(Saved entries)
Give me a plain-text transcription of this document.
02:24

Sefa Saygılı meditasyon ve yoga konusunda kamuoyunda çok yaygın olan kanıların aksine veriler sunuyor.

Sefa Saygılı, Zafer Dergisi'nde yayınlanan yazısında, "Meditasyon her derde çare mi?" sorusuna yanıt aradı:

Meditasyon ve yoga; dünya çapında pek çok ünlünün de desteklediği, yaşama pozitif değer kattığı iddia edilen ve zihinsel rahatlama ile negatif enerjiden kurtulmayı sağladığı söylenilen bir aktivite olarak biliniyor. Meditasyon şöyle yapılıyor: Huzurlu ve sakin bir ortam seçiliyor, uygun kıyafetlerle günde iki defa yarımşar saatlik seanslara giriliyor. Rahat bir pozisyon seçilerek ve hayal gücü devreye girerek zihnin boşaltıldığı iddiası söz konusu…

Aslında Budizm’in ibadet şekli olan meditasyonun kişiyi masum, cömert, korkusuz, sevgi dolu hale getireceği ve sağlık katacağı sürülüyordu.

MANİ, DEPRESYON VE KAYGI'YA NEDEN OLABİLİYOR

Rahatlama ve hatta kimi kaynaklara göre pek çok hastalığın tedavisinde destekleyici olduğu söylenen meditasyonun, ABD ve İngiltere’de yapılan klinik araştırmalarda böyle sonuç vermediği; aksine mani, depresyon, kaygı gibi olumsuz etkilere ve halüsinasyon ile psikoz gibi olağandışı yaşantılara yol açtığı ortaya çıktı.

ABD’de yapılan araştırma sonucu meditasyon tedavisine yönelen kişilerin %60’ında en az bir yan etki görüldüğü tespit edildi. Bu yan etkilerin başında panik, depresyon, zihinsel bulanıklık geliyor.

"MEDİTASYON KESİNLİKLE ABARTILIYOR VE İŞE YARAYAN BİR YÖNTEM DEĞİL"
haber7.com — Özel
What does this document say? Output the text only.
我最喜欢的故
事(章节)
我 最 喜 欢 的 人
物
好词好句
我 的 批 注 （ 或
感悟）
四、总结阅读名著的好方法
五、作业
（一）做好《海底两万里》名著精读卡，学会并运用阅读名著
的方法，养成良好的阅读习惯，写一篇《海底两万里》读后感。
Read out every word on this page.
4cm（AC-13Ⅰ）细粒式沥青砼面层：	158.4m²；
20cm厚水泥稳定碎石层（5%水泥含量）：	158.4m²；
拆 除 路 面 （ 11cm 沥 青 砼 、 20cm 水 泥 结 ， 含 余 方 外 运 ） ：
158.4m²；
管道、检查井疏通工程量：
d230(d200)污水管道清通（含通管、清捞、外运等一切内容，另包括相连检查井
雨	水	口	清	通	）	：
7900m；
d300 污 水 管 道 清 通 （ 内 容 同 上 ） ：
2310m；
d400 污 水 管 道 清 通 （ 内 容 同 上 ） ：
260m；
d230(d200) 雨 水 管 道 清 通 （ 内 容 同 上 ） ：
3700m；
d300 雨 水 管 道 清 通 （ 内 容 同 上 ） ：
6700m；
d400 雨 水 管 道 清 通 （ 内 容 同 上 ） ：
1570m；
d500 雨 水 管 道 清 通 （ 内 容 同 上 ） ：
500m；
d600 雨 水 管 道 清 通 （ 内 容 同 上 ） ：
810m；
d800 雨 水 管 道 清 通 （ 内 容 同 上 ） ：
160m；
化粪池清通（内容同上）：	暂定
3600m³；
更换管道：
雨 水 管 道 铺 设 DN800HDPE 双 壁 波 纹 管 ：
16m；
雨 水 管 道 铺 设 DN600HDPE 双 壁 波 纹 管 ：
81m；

> **WHAT THIS TASK INVOLVES**
Nothing should be left out: return all of the records exactly.

> **RESPONSE TO THIS TASK**
Give me a plain-text transcription of this document.
02:24

Sefa Saygılı meditasyon ve yoga konusunda kamuoyunda çok yaygın olan kanıların aksine veriler sunuyor.

Sefa Saygılı, Zafer Dergisi'nde yayınlanan yazısında, "Meditasyon her derde çare mi?" sorusuna yanıt aradı:

Meditasyon ve yoga; dünya çapında pek çok ünlünün de desteklediği, yaşama pozitif değer kattığı iddia edilen ve zihinsel rahatlama ile negatif enerjiden kurtulmayı sağladığı söylenilen bir aktivite olarak biliniyor. Meditasyon şöyle yapılıyor: Huzurlu ve sakin bir ortam seçiliyor, uygun kıyafetlerle günde iki defa yarımşar saatlik seanslara giriliyor. Rahat bir pozisyon seçilerek ve hayal gücü devreye girerek zihnin boşaltıldığı iddiası söz konusu…

Aslında Budizm’in ibadet şekli olan meditasyonun kişiyi masum, cömert, korkusuz, sevgi dolu hale getireceği ve sağlık katacağı sürülüyordu.

MANİ, DEPRESYON VE KAYGI'YA NEDEN OLABİLİYOR

Rahatlama ve hatta kimi kaynaklara göre pek çok hastalığın tedavisinde destekleyici olduğu söylenen meditasyonun, ABD ve İngiltere’de yapılan klinik araştırmalarda böyle sonuç vermediği; aksine mani, depresyon, kaygı gibi olumsuz etkilere ve halüsinasyon ile psikoz gibi olağandışı yaşantılara yol açtığı ortaya çıktı.

ABD’de yapılan araştırma sonucu meditasyon tedavisine yönelen kişilerin %60’ında en az bir yan etki görüldüğü tespit edildi. Bu yan etkilerin başında panik, depresyon, zihinsel bulanıklık geliyor.

"MEDİTASYON KESİNLİKLE ABARTILIYOR VE İŞE YARAYAN BİR YÖNTEM DEĞİL"
haber7.com — Özel
What does this document say? Output the text only.
我最喜欢的故
事(章节)
我 最 喜 欢 的 人
物
好词好句
我 的 批 注 （ 或
感悟）
四、总结阅读名著的好方法
五、作业
（一）做好《海底两万里》名著精读卡，学会并运用阅读名著
的方法，养成良好的阅读习惯，写一篇《海底两万里》读后感。
Read out every word on this page.
4cm（AC-13Ⅰ）细粒式沥青砼面层：	158.4m²；
20cm厚水泥稳定碎石层（5%水泥含量）：	158.4m²；
拆 除 路 面 （ 11cm 沥 青 砼 、 20cm 水 泥 结 ， 含 余 方 外 运 ） ：
158.4m²；
管道、检查井疏通工程量：
d230(d200)污水管道清通（含通管、清捞、外运等一切内容，另包括相连检查井
雨	水	口	清	通	）	：
7900m；
d300 污 水 管 道 清 通 （ 内 容 同 上 ） ：
2310m；
d400 污 水 管 道 清 通 （ 内 容 同 上 ） ：
260m；
d230(d200) 雨 水 管 道 清 通 （ 内 容 同 上 ） ：
3700m；
d300 雨 水 管 道 清 通 （ 内 容 同 上 ） ：
6700m；
d400 雨 水 管 道 清 通 （ 内 容 同 上 ） ：
1570m；
d500 雨 水 管 道 清 通 （ 内 容 同 上 ） ：
500m；
d600 雨 水 管 道 清 通 （ 内 容 同 上 ） ：
810m；
d800 雨 水 管 道 清 通 （ 内 容 同 上 ） ：
160m；
化粪池清通（内容同上）：	暂定
3600m³；
更换管道：
雨 水 管 道 铺 设 DN800HDPE 双 壁 波 纹 管 ：
16m；
雨 水 管 道 铺 设 DN600HDPE 双 壁 波 纹 管 ：
81m；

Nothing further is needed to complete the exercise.